Aim: Output the material below in its entirety, exactly as given.

Dataset records:
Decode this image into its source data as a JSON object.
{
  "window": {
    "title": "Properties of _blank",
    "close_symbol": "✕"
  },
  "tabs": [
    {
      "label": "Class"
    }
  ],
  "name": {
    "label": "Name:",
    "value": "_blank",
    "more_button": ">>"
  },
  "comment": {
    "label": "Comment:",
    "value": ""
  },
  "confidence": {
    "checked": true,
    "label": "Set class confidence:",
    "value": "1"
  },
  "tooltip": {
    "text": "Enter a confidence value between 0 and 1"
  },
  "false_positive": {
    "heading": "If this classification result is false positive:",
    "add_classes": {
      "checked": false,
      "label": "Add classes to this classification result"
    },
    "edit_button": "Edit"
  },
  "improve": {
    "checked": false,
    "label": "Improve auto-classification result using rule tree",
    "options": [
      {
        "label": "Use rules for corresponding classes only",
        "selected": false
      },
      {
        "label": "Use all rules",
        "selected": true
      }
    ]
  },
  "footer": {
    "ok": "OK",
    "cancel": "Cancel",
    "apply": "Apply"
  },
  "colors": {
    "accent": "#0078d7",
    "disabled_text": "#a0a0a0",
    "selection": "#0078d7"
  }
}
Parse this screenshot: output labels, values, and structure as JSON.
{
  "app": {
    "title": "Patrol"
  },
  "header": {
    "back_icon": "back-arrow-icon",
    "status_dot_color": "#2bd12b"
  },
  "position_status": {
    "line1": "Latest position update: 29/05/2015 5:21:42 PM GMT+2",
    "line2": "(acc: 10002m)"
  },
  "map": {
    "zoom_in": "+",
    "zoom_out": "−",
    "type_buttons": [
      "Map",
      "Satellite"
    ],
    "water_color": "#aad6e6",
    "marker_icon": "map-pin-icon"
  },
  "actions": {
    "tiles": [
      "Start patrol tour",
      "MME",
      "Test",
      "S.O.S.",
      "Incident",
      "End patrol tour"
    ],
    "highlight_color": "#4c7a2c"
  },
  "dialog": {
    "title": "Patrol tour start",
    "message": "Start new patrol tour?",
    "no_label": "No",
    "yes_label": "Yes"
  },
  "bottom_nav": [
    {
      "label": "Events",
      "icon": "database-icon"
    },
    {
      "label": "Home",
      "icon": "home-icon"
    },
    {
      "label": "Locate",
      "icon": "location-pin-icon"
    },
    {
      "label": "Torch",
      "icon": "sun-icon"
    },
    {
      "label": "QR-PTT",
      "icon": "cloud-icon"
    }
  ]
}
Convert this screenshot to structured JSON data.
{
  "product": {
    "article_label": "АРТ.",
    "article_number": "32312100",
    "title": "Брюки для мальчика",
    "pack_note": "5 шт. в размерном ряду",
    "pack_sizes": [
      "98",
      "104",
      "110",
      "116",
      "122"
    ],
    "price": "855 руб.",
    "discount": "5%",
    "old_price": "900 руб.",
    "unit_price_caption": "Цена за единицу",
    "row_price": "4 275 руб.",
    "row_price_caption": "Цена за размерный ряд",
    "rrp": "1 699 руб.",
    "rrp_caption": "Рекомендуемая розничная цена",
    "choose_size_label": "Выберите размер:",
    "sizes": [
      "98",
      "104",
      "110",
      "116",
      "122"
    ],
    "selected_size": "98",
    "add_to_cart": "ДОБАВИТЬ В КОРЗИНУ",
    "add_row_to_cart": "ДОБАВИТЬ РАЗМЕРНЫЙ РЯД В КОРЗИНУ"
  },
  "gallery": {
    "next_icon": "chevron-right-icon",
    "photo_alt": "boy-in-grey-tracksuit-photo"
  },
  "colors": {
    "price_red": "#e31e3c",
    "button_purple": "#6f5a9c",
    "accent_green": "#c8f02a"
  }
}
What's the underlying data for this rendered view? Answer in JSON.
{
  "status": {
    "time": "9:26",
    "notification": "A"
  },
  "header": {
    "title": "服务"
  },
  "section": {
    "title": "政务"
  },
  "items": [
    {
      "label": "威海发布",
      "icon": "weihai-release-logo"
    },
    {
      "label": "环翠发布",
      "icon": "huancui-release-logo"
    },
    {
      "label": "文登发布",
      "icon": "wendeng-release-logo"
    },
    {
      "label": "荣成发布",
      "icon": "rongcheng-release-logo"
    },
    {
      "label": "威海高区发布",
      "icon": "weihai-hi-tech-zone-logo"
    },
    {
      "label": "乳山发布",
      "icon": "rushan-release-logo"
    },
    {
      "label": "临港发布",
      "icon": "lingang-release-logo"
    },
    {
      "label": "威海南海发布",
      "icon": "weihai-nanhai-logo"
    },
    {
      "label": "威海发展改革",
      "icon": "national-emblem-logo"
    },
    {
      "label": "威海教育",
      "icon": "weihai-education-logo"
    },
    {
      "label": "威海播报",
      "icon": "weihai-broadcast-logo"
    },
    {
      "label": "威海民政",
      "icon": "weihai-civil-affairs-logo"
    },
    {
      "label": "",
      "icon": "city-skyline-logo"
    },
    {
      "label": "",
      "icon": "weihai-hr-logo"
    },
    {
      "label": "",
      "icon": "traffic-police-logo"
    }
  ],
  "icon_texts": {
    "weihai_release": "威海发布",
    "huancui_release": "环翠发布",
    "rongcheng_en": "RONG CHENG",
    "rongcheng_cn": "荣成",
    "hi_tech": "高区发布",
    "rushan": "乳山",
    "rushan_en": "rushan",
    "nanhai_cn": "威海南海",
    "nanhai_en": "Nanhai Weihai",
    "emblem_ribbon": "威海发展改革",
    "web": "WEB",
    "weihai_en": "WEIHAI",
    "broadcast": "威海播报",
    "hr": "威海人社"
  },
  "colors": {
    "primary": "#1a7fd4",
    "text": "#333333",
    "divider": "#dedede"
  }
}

The result:
Decode this image into its source data as a JSON object.
{
  "window": {
    "title": "Properties of _blank",
    "close_symbol": "✕"
  },
  "tabs": [
    {
      "label": "Class"
    }
  ],
  "name": {
    "label": "Name:",
    "value": "_blank",
    "more_button": ">>"
  },
  "comment": {
    "label": "Comment:",
    "value": ""
  },
  "confidence": {
    "checked": true,
    "label": "Set class confidence:",
    "value": "1"
  },
  "tooltip": {
    "text": "Enter a confidence value between 0 and 1"
  },
  "false_positive": {
    "heading": "If this classification result is false positive:",
    "add_classes": {
      "checked": false,
      "label": "Add classes to this classification result"
    },
    "edit_button": "Edit"
  },
  "improve": {
    "checked": false,
    "label": "Improve auto-classification result using rule tree",
    "options": [
      {
        "label": "Use rules for corresponding classes only",
        "selected": false
      },
      {
        "label": "Use all rules",
        "selected": true
      }
    ]
  },
  "footer": {
    "ok": "OK",
    "cancel": "Cancel",
    "apply": "Apply"
  },
  "colors": {
    "accent": "#0078d7",
    "disabled_text": "#a0a0a0",
    "selection": "#0078d7"
  }
}
Parse this screenshot: output labels, values, and structure as JSON.
{
  "app": {
    "title": "Patrol"
  },
  "header": {
    "back_icon": "back-arrow-icon",
    "status_dot_color": "#2bd12b"
  },
  "position_status": {
    "line1": "Latest position update: 29/05/2015 5:21:42 PM GMT+2",
    "line2": "(acc: 10002m)"
  },
  "map": {
    "zoom_in": "+",
    "zoom_out": "−",
    "type_buttons": [
      "Map",
      "Satellite"
    ],
    "water_color": "#aad6e6",
    "marker_icon": "map-pin-icon"
  },
  "actions": {
    "tiles": [
      "Start patrol tour",
      "MME",
      "Test",
      "S.O.S.",
      "Incident",
      "End patrol tour"
    ],
    "highlight_color": "#4c7a2c"
  },
  "dialog": {
    "title": "Patrol tour start",
    "message": "Start new patrol tour?",
    "no_label": "No",
    "yes_label": "Yes"
  },
  "bottom_nav": [
    {
      "label": "Events",
      "icon": "database-icon"
    },
    {
      "label": "Home",
      "icon": "home-icon"
    },
    {
      "label": "Locate",
      "icon": "location-pin-icon"
    },
    {
      "label": "Torch",
      "icon": "sun-icon"
    },
    {
      "label": "QR-PTT",
      "icon": "cloud-icon"
    }
  ]
}
Convert this screenshot to structured JSON data.
{
  "product": {
    "article_label": "АРТ.",
    "article_number": "32312100",
    "title": "Брюки для мальчика",
    "pack_note": "5 шт. в размерном ряду",
    "pack_sizes": [
      "98",
      "104",
      "110",
      "116",
      "122"
    ],
    "price": "855 руб.",
    "discount": "5%",
    "old_price": "900 руб.",
    "unit_price_caption": "Цена за единицу",
    "row_price": "4 275 руб.",
    "row_price_caption": "Цена за размерный ряд",
    "rrp": "1 699 руб.",
    "rrp_caption": "Рекомендуемая розничная цена",
    "choose_size_label": "Выберите размер:",
    "sizes": [
      "98",
      "104",
      "110",
      "116",
      "122"
    ],
    "selected_size": "98",
    "add_to_cart": "ДОБАВИТЬ В КОРЗИНУ",
    "add_row_to_cart": "ДОБАВИТЬ РАЗМЕРНЫЙ РЯД В КОРЗИНУ"
  },
  "gallery": {
    "next_icon": "chevron-right-icon",
    "photo_alt": "boy-in-grey-tracksuit-photo"
  },
  "colors": {
    "price_red": "#e31e3c",
    "button_purple": "#6f5a9c",
    "accent_green": "#c8f02a"
  }
}
What's the underlying data for this rendered view? Answer in JSON.
{
  "status": {
    "time": "9:26",
    "notification": "A"
  },
  "header": {
    "title": "服务"
  },
  "section": {
    "title": "政务"
  },
  "items": [
    {
      "label": "威海发布",
      "icon": "weihai-release-logo"
    },
    {
      "label": "环翠发布",
      "icon": "huancui-release-logo"
    },
    {
      "label": "文登发布",
      "icon": "wendeng-release-logo"
    },
    {
      "label": "荣成发布",
      "icon": "rongcheng-release-logo"
    },
    {
      "label": "威海高区发布",
      "icon": "weihai-hi-tech-zone-logo"
    },
    {
      "label": "乳山发布",
      "icon": "rushan-release-logo"
    },
    {
      "label": "临港发布",
      "icon": "lingang-release-logo"
    },
    {
      "label": "威海南海发布",
      "icon": "weihai-nanhai-logo"
    },
    {
      "label": "威海发展改革",
      "icon": "national-emblem-logo"
    },
    {
      "label": "威海教育",
      "icon": "weihai-education-logo"
    },
    {
      "label": "威海播报",
      "icon": "weihai-broadcast-logo"
    },
    {
      "label": "威海民政",
      "icon": "weihai-civil-affairs-logo"
    },
    {
      "label": "",
      "icon": "city-skyline-logo"
    },
    {
      "label": "",
      "icon": "weihai-hr-logo"
    },
    {
      "label": "",
      "icon": "traffic-police-logo"
    }
  ],
  "icon_texts": {
    "weihai_release": "威海发布",
    "huancui_release": "环翠发布",
    "rongcheng_en": "RONG CHENG",
    "rongcheng_cn": "荣成",
    "hi_tech": "高区发布",
    "rushan": "乳山",
    "rushan_en": "rushan",
    "nanhai_cn": "威海南海",
    "nanhai_en": "Nanhai Weihai",
    "emblem_ribbon": "威海发展改革",
    "web": "WEB",
    "weihai_en": "WEIHAI",
    "broadcast": "威海播报",
    "hr": "威海人社"
  },
  "colors": {
    "primary": "#1a7fd4",
    "text": "#333333",
    "divider": "#dedede"
  }
}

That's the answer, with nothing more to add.